Pull out from the material below all lines with "name".

-------- MATERIAL FOR THIS TASK

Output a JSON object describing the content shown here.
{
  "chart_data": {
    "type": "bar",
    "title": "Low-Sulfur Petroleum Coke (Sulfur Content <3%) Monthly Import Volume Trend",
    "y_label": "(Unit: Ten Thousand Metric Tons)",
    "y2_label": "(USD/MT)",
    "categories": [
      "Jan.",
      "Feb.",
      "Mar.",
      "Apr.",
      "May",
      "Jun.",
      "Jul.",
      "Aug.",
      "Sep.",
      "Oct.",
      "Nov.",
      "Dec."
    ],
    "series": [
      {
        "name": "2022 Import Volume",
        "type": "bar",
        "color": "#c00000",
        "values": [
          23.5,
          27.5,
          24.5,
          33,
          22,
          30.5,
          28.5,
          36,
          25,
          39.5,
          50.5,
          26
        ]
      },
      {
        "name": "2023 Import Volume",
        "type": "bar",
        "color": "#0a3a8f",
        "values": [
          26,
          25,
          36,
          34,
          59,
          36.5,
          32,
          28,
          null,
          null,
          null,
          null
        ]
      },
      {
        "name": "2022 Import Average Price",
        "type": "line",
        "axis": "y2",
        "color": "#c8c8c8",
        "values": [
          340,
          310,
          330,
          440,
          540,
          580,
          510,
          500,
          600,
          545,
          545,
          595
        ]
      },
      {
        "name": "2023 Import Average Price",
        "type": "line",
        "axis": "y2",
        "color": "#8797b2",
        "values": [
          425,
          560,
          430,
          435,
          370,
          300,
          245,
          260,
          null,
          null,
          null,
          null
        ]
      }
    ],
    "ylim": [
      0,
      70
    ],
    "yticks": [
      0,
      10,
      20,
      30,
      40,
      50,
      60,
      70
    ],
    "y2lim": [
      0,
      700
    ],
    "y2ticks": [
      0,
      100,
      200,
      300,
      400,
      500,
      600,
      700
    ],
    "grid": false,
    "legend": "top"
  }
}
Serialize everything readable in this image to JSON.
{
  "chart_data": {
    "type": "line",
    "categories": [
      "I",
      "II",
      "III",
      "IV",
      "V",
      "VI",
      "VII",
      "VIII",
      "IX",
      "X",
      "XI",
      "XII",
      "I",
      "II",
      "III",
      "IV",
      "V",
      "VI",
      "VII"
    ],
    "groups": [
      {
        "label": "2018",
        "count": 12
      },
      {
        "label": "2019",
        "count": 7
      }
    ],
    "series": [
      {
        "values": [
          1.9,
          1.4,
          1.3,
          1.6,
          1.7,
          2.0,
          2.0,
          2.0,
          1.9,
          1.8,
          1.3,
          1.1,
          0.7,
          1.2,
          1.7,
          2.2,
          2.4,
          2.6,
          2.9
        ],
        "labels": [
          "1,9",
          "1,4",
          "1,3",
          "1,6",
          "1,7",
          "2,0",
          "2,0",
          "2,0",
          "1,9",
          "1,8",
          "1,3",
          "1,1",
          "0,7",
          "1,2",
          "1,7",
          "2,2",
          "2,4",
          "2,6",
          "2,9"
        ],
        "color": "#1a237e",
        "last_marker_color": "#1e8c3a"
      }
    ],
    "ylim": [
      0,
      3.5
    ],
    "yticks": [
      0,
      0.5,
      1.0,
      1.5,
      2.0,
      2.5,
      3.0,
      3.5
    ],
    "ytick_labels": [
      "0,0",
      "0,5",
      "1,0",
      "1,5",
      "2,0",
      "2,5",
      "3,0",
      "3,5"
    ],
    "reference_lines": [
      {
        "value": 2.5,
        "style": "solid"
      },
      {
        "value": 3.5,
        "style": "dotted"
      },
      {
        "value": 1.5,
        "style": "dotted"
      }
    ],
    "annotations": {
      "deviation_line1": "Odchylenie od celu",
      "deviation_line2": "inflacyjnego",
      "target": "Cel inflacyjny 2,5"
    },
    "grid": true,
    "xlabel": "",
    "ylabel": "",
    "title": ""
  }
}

----------------

** RESULT **
        "name": "2022 Import Volume",
        "name": "2023 Import Volume",
        "name": "2022 Import Average Price",
        "name": "2023 Import Average Price",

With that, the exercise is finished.